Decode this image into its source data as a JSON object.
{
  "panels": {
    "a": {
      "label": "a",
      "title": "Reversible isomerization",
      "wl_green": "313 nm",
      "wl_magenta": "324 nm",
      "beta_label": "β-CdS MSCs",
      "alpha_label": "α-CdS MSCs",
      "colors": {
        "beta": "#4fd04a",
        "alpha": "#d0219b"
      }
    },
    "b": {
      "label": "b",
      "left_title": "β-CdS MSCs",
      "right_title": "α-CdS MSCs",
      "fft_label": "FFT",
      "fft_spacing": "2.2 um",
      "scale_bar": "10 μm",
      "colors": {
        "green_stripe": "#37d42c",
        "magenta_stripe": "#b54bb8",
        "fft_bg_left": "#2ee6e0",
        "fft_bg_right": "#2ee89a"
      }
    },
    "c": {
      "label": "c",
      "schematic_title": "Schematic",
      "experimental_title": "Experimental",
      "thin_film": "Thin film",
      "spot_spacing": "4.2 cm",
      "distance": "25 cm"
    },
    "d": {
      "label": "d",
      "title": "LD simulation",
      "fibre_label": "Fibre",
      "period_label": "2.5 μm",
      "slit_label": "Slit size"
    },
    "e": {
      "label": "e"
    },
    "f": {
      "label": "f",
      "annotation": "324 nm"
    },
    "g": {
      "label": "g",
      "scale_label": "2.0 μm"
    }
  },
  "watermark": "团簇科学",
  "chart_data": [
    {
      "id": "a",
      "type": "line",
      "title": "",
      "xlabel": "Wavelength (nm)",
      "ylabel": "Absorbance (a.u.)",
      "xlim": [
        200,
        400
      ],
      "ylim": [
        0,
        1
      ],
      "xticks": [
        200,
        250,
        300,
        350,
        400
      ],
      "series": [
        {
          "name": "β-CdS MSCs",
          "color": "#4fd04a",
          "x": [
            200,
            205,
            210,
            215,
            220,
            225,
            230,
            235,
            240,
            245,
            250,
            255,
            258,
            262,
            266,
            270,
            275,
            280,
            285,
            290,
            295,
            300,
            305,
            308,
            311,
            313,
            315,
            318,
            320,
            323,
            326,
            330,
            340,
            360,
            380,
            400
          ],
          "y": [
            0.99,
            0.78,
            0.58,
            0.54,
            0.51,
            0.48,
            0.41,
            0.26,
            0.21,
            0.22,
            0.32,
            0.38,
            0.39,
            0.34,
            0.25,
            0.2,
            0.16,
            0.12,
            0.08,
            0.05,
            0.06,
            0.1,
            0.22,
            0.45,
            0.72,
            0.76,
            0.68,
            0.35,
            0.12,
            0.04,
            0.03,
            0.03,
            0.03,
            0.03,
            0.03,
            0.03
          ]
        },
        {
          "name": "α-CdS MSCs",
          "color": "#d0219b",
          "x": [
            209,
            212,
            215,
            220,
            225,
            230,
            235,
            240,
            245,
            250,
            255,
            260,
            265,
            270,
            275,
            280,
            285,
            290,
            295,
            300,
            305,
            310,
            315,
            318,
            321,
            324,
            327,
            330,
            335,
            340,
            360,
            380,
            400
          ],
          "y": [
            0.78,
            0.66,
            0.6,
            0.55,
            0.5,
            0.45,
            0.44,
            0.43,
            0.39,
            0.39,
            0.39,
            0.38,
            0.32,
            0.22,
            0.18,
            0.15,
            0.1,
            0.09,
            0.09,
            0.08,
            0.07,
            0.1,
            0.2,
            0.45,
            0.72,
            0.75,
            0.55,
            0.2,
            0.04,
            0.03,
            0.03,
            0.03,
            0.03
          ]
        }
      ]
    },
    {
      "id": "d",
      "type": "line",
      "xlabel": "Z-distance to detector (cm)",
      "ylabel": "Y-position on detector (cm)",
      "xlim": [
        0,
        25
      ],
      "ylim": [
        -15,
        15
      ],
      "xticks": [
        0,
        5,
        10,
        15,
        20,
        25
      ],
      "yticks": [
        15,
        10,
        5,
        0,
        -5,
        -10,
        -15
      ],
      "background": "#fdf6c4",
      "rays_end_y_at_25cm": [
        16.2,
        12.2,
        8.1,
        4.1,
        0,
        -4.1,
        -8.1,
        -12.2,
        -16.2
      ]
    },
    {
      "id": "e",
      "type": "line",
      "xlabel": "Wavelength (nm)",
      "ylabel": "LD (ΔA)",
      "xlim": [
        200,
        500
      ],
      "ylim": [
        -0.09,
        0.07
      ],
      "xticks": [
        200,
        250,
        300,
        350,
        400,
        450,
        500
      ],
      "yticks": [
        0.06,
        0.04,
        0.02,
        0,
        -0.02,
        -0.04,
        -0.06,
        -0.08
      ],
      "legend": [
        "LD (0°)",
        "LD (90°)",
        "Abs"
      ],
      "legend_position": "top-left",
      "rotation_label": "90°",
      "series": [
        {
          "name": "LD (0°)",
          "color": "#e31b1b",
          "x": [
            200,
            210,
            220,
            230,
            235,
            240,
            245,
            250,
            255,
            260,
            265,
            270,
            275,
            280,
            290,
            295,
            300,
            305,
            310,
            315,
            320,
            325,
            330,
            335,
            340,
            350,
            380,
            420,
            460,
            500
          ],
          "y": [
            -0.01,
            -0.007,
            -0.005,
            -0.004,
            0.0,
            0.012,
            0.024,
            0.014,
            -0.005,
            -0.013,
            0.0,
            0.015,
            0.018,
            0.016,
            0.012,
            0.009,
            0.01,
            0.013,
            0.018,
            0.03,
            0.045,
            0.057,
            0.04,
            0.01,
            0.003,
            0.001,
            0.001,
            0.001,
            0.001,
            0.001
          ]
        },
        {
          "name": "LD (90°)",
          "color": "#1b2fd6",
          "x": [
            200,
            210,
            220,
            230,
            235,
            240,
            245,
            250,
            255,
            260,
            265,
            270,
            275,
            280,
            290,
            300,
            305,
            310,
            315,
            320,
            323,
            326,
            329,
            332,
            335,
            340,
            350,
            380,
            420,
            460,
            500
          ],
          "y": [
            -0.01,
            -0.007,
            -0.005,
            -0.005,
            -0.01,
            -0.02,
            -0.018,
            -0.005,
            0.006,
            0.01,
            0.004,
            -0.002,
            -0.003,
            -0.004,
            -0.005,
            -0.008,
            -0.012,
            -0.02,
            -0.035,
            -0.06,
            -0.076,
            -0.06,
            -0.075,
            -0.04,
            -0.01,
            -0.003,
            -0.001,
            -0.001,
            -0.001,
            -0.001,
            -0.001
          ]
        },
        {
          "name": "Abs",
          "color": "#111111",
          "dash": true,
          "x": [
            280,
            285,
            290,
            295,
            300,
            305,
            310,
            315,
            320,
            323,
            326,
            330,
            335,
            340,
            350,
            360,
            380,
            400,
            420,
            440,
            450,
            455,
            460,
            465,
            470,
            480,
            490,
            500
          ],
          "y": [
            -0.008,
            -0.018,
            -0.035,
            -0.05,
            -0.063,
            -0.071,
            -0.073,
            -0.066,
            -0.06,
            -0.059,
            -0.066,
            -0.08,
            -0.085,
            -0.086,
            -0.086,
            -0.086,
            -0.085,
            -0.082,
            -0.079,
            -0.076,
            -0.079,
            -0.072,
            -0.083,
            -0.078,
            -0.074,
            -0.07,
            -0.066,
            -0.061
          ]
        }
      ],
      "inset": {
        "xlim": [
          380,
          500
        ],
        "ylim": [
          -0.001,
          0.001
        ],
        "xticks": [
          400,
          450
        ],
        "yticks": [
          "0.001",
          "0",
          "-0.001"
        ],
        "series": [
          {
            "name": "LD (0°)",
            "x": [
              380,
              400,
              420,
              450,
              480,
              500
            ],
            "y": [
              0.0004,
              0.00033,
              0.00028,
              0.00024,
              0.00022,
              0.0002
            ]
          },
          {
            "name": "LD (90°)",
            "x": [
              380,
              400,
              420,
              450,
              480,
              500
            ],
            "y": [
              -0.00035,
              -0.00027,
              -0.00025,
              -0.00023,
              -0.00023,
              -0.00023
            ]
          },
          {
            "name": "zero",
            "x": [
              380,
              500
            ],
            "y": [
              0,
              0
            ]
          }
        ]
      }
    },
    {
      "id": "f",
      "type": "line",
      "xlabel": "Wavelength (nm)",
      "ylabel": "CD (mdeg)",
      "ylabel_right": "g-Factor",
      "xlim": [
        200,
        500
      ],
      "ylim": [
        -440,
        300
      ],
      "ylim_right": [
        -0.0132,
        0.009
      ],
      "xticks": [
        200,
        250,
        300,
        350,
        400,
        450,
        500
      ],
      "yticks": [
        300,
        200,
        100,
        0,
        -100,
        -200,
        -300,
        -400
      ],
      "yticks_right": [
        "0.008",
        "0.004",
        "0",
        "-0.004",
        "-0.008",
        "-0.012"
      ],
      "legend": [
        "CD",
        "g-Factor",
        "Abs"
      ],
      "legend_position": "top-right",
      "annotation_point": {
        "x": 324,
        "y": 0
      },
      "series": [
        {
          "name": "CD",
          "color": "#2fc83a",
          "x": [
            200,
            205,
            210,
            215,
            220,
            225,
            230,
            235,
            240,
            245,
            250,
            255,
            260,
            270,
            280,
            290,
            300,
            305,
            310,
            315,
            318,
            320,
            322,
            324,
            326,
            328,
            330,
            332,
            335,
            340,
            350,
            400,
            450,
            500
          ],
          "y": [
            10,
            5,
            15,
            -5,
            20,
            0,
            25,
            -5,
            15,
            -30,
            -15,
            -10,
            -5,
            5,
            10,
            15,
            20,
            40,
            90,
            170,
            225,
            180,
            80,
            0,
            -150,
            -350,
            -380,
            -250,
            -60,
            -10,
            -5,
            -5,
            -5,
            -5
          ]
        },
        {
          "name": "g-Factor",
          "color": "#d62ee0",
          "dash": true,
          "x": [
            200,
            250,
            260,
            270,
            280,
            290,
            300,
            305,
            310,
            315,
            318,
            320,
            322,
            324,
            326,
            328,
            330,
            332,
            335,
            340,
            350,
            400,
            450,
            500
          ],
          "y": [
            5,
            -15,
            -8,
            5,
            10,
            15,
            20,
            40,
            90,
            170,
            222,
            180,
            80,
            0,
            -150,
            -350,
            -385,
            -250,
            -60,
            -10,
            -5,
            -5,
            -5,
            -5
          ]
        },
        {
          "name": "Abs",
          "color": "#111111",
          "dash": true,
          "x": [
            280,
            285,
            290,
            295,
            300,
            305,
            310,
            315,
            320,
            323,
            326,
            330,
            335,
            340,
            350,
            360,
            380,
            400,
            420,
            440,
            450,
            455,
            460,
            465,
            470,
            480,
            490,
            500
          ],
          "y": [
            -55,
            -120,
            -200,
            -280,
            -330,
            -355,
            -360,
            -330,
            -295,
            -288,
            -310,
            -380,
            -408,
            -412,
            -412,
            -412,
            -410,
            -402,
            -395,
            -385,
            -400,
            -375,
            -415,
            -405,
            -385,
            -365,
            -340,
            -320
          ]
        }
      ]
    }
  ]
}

================================

--- WORK TO BE COMPLETED ---
Say how many lines of the data include the word "detector". Respond with the number alone.

--- ANSWER TO THIS EXERCISE ---
2